◆ BRIEF: Retype each entry below exactly as it stands.

◆ STORED ROWS:
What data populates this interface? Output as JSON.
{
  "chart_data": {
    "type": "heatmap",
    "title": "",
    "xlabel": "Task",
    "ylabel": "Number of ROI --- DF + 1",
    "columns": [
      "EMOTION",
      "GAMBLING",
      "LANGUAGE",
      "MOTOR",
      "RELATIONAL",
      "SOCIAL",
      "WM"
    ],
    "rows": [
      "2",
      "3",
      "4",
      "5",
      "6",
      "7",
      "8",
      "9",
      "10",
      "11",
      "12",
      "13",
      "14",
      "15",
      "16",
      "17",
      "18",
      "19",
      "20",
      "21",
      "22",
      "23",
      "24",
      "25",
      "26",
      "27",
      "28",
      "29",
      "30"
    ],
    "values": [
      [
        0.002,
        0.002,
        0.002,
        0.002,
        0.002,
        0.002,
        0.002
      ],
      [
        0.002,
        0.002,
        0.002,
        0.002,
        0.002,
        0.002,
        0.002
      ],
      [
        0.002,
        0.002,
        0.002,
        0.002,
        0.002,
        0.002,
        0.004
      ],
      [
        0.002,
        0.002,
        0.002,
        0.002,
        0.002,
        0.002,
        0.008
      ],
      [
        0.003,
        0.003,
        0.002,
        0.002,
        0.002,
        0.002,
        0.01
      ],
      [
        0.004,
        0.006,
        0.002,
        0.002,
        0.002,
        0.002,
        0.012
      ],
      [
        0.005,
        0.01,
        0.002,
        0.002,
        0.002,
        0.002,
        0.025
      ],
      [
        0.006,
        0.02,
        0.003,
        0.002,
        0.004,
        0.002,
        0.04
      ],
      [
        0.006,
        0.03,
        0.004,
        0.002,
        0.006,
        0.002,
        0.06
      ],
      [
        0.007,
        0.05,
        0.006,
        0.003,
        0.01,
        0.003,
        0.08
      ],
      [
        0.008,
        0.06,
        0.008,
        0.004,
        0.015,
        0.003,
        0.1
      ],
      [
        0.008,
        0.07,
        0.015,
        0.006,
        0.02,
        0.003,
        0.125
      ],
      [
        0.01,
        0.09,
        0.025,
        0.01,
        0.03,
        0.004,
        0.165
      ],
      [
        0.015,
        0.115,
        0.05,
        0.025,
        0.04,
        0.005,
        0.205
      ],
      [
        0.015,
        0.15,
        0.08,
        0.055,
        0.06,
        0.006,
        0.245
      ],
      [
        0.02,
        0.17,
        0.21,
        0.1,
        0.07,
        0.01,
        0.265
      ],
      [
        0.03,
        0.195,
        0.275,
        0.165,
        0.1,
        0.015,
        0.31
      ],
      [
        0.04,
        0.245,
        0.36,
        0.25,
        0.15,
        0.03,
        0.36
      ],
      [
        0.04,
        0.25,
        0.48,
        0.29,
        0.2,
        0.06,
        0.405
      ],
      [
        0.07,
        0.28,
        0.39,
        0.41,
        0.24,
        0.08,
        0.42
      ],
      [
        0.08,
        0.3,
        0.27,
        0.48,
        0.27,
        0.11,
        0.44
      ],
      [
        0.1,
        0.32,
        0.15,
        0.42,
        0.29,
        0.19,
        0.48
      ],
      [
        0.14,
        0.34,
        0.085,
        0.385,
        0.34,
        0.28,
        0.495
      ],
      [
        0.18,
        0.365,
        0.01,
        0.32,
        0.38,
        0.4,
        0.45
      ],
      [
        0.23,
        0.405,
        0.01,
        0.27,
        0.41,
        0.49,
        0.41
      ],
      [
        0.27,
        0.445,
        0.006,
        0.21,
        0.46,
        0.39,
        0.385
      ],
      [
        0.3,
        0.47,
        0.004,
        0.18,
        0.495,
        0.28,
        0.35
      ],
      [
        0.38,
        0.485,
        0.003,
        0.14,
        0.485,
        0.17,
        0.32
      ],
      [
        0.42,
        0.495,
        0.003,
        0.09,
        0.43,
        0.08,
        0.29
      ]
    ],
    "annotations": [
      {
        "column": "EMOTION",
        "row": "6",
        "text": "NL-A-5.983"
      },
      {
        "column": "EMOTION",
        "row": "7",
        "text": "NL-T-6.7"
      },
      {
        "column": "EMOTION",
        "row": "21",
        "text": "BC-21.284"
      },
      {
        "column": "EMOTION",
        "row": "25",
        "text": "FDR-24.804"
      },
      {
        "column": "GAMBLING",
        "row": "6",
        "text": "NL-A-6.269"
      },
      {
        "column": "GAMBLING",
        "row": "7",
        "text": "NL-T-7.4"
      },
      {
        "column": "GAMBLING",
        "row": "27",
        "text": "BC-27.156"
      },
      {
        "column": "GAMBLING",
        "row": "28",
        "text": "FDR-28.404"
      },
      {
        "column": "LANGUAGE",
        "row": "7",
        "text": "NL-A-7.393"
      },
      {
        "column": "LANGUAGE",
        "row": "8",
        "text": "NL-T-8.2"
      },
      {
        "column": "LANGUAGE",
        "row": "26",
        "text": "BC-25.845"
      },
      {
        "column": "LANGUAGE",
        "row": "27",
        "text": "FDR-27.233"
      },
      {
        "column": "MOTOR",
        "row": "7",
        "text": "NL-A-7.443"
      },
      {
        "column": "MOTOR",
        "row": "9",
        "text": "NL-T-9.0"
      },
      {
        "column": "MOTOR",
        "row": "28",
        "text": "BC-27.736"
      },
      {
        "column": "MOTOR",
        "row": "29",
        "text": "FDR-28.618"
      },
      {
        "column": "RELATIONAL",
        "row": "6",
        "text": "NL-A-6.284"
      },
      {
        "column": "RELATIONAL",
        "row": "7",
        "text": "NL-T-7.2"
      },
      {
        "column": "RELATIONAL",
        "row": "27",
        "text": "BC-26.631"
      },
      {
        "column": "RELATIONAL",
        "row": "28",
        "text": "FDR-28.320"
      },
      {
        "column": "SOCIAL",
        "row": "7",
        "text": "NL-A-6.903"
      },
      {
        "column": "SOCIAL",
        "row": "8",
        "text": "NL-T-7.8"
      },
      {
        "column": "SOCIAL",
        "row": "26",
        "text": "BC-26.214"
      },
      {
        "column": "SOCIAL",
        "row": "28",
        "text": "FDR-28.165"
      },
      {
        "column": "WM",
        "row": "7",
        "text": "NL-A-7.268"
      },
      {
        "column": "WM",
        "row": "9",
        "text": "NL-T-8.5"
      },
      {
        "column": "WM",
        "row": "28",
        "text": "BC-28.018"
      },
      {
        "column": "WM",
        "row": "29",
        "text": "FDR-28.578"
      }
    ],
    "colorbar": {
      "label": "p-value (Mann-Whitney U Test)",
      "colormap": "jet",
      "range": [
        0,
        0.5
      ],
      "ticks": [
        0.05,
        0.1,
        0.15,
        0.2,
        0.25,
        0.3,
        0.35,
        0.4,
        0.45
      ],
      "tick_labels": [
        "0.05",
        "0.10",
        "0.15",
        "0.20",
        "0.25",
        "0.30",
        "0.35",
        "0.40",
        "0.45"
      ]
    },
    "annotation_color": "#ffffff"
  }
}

◆ SOLVED PROBLEM:
What data populates this interface? Output as JSON.
{
  "chart_data": {
    "type": "heatmap",
    "title": "",
    "xlabel": "Task",
    "ylabel": "Number of ROI --- DF + 1",
    "columns": [
      "EMOTION",
      "GAMBLING",
      "LANGUAGE",
      "MOTOR",
      "RELATIONAL",
      "SOCIAL",
      "WM"
    ],
    "rows": [
      "2",
      "3",
      "4",
      "5",
      "6",
      "7",
      "8",
      "9",
      "10",
      "11",
      "12",
      "13",
      "14",
      "15",
      "16",
      "17",
      "18",
      "19",
      "20",
      "21",
      "22",
      "23",
      "24",
      "25",
      "26",
      "27",
      "28",
      "29",
      "30"
    ],
    "values": [
      [
        0.002,
        0.002,
        0.002,
        0.002,
        0.002,
        0.002,
        0.002
      ],
      [
        0.002,
        0.002,
        0.002,
        0.002,
        0.002,
        0.002,
        0.002
      ],
      [
        0.002,
        0.002,
        0.002,
        0.002,
        0.002,
        0.002,
        0.004
      ],
      [
        0.002,
        0.002,
        0.002,
        0.002,
        0.002,
        0.002,
        0.008
      ],
      [
        0.003,
        0.003,
        0.002,
        0.002,
        0.002,
        0.002,
        0.01
      ],
      [
        0.004,
        0.006,
        0.002,
        0.002,
        0.002,
        0.002,
        0.012
      ],
      [
        0.005,
        0.01,
        0.002,
        0.002,
        0.002,
        0.002,
        0.025
      ],
      [
        0.006,
        0.02,
        0.003,
        0.002,
        0.004,
        0.002,
        0.04
      ],
      [
        0.006,
        0.03,
        0.004,
        0.002,
        0.006,
        0.002,
        0.06
      ],
      [
        0.007,
        0.05,
        0.006,
        0.003,
        0.01,
        0.003,
        0.08
      ],
      [
        0.008,
        0.06,
        0.008,
        0.004,
        0.015,
        0.003,
        0.1
      ],
      [
        0.008,
        0.07,
        0.015,
        0.006,
        0.02,
        0.003,
        0.125
      ],
      [
        0.01,
        0.09,
        0.025,
        0.01,
        0.03,
        0.004,
        0.165
      ],
      [
        0.015,
        0.115,
        0.05,
        0.025,
        0.04,
        0.005,
        0.205
      ],
      [
        0.015,
        0.15,
        0.08,
        0.055,
        0.06,
        0.006,
        0.245
      ],
      [
        0.02,
        0.17,
        0.21,
        0.1,
        0.07,
        0.01,
        0.265
      ],
      [
        0.03,
        0.195,
        0.275,
        0.165,
        0.1,
        0.015,
        0.31
      ],
      [
        0.04,
        0.245,
        0.36,
        0.25,
        0.15,
        0.03,
        0.36
      ],
      [
        0.04,
        0.25,
        0.48,
        0.29,
        0.2,
        0.06,
        0.405
      ],
      [
        0.07,
        0.28,
        0.39,
        0.41,
        0.24,
        0.08,
        0.42
      ],
      [
        0.08,
        0.3,
        0.27,
        0.48,
        0.27,
        0.11,
        0.44
      ],
      [
        0.1,
        0.32,
        0.15,
        0.42,
        0.29,
        0.19,
        0.48
      ],
      [
        0.14,
        0.34,
        0.085,
        0.385,
        0.34,
        0.28,
        0.495
      ],
      [
        0.18,
        0.365,
        0.01,
        0.32,
        0.38,
        0.4,
        0.45
      ],
      [
        0.23,
        0.405,
        0.01,
        0.27,
        0.41,
        0.49,
        0.41
      ],
      [
        0.27,
        0.445,
        0.006,
        0.21,
        0.46,
        0.39,
        0.385
      ],
      [
        0.3,
        0.47,
        0.004,
        0.18,
        0.495,
        0.28,
        0.35
      ],
      [
        0.38,
        0.485,
        0.003,
        0.14,
        0.485,
        0.17,
        0.32
      ],
      [
        0.42,
        0.495,
        0.003,
        0.09,
        0.43,
        0.08,
        0.29
      ]
    ],
    "annotations": [
      {
        "column": "EMOTION",
        "row": "6",
        "text": "NL-A-5.983"
      },
      {
        "column": "EMOTION",
        "row": "7",
        "text": "NL-T-6.7"
      },
      {
        "column": "EMOTION",
        "row": "21",
        "text": "BC-21.284"
      },
      {
        "column": "EMOTION",
        "row": "25",
        "text": "FDR-24.804"
      },
      {
        "column": "GAMBLING",
        "row": "6",
        "text": "NL-A-6.269"
      },
      {
        "column": "GAMBLING",
        "row": "7",
        "text": "NL-T-7.4"
      },
      {
        "column": "GAMBLING",
        "row": "27",
        "text": "BC-27.156"
      },
      {
        "column": "GAMBLING",
        "row": "28",
        "text": "FDR-28.404"
      },
      {
        "column": "LANGUAGE",
        "row": "7",
        "text": "NL-A-7.393"
      },
      {
        "column": "LANGUAGE",
        "row": "8",
        "text": "NL-T-8.2"
      },
      {
        "column": "LANGUAGE",
        "row": "26",
        "text": "BC-25.845"
      },
      {
        "column": "LANGUAGE",
        "row": "27",
        "text": "FDR-27.233"
      },
      {
        "column": "MOTOR",
        "row": "7",
        "text": "NL-A-7.443"
      },
      {
        "column": "MOTOR",
        "row": "9",
        "text": "NL-T-9.0"
      },
      {
        "column": "MOTOR",
        "row": "28",
        "text": "BC-27.736"
      },
      {
        "column": "MOTOR",
        "row": "29",
        "text": "FDR-28.618"
      },
      {
        "column": "RELATIONAL",
        "row": "6",
        "text": "NL-A-6.284"
      },
      {
        "column": "RELATIONAL",
        "row": "7",
        "text": "NL-T-7.2"
      },
      {
        "column": "RELATIONAL",
        "row": "27",
        "text": "BC-26.631"
      },
      {
        "column": "RELATIONAL",
        "row": "28",
        "text": "FDR-28.320"
      },
      {
        "column": "SOCIAL",
        "row": "7",
        "text": "NL-A-6.903"
      },
      {
        "column": "SOCIAL",
        "row": "8",
        "text": "NL-T-7.8"
      },
      {
        "column": "SOCIAL",
        "row": "26",
        "text": "BC-26.214"
      },
      {
        "column": "SOCIAL",
        "row": "28",
        "text": "FDR-28.165"
      },
      {
        "column": "WM",
        "row": "7",
        "text": "NL-A-7.268"
      },
      {
        "column": "WM",
        "row": "9",
        "text": "NL-T-8.5"
      },
      {
        "column": "WM",
        "row": "28",
        "text": "BC-28.018"
      },
      {
        "column": "WM",
        "row": "29",
        "text": "FDR-28.578"
      }
    ],
    "colorbar": {
      "label": "p-value (Mann-Whitney U Test)",
      "colormap": "jet",
      "range": [
        0,
        0.5
      ],
      "ticks": [
        0.05,
        0.1,
        0.15,
        0.2,
        0.25,
        0.3,
        0.35,
        0.4,
        0.45
      ],
      "tick_labels": [
        "0.05",
        "0.10",
        "0.15",
        "0.20",
        "0.25",
        "0.30",
        "0.35",
        "0.40",
        "0.45"
      ]
    },
    "annotation_color": "#ffffff"
  }
}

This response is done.